RECORDS PROVIDED:
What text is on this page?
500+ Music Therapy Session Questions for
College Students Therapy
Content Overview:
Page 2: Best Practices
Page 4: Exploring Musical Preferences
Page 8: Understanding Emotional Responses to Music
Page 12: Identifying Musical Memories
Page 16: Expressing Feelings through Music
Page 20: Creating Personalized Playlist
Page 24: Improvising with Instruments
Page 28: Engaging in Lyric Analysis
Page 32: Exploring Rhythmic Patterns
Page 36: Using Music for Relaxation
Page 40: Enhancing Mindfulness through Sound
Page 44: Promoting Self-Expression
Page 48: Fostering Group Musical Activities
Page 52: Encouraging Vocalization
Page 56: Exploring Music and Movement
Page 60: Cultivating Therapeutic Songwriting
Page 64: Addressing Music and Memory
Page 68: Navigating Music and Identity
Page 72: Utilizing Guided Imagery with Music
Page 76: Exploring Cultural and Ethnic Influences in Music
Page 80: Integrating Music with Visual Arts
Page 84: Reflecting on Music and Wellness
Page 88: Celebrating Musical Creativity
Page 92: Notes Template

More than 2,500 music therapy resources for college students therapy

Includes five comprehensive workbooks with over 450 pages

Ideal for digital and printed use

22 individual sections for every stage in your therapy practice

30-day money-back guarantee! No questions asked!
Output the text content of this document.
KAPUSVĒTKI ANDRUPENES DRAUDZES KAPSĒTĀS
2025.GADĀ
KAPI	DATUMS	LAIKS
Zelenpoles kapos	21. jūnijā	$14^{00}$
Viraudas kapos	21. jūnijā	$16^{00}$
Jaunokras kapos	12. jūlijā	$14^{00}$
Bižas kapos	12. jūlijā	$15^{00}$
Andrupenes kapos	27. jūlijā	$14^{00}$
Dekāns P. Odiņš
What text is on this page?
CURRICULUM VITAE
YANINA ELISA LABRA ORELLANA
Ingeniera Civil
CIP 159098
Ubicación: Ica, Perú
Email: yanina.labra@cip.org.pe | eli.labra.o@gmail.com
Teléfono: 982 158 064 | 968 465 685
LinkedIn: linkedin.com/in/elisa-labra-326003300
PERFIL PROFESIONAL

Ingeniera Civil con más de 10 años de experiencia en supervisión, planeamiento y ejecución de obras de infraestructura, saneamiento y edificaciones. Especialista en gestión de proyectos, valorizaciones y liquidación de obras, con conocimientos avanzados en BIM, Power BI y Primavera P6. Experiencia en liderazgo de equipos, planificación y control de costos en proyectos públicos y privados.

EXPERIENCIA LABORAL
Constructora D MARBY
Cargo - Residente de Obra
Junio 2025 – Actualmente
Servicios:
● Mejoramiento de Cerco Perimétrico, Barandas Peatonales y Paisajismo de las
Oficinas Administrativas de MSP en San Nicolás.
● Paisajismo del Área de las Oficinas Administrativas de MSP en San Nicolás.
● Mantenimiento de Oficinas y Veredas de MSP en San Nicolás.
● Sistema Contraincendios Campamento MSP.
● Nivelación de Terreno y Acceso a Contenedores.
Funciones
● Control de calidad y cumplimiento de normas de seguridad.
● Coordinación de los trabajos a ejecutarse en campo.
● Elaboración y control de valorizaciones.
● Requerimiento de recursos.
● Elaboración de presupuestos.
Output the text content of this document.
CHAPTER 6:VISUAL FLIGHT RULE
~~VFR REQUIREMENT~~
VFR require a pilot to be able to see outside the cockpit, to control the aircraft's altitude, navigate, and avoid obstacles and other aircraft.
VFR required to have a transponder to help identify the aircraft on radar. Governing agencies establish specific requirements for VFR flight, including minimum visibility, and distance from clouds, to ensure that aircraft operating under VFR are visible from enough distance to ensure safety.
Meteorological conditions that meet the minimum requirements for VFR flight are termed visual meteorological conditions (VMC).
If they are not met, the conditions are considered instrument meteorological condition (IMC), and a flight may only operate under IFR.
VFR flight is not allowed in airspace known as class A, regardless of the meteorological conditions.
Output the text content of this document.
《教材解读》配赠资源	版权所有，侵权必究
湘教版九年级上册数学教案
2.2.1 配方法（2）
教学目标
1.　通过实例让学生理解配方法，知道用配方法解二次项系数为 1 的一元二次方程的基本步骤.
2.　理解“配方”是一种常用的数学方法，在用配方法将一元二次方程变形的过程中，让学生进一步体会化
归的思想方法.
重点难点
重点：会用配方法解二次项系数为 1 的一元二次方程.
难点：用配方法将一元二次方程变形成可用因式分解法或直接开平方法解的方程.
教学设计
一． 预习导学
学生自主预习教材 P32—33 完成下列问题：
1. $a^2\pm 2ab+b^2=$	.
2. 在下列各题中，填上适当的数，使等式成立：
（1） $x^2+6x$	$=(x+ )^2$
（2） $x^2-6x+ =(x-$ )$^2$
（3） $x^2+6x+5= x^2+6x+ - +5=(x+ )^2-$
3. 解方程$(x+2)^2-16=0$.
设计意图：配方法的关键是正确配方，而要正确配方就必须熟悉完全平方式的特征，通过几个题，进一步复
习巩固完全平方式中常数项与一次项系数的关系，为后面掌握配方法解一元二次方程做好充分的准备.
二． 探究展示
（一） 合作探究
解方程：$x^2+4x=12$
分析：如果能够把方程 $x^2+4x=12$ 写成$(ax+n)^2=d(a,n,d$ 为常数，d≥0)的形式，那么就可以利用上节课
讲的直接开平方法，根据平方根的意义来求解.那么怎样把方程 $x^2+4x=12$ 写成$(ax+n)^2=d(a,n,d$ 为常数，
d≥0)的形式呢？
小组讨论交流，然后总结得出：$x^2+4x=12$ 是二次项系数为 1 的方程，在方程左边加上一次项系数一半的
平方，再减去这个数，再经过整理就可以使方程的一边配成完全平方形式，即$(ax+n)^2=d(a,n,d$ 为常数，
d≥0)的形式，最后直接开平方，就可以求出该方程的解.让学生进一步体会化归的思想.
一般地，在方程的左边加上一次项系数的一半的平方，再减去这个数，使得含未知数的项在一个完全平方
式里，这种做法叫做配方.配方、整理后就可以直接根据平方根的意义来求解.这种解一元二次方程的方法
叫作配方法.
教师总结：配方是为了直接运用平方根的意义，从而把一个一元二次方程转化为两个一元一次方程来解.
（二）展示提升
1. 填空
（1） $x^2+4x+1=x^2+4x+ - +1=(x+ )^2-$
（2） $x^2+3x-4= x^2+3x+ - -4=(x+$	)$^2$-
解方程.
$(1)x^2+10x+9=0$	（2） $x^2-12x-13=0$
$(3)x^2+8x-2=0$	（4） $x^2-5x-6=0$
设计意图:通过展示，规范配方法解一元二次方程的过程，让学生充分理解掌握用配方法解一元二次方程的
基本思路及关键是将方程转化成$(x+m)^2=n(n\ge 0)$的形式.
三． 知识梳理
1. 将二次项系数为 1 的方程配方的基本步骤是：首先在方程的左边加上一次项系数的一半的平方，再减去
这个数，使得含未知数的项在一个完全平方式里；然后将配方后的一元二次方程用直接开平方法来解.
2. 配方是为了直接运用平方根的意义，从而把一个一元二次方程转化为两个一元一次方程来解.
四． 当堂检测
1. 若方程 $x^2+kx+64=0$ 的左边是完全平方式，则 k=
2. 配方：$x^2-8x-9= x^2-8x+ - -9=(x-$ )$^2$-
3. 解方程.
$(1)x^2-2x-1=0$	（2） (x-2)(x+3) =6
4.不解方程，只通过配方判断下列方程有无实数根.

THE EXERCISE:
The records are above. How many lines in them contain the word "配方是为了直接运用平方根的意义"? Give the number alone.

RESULT:
2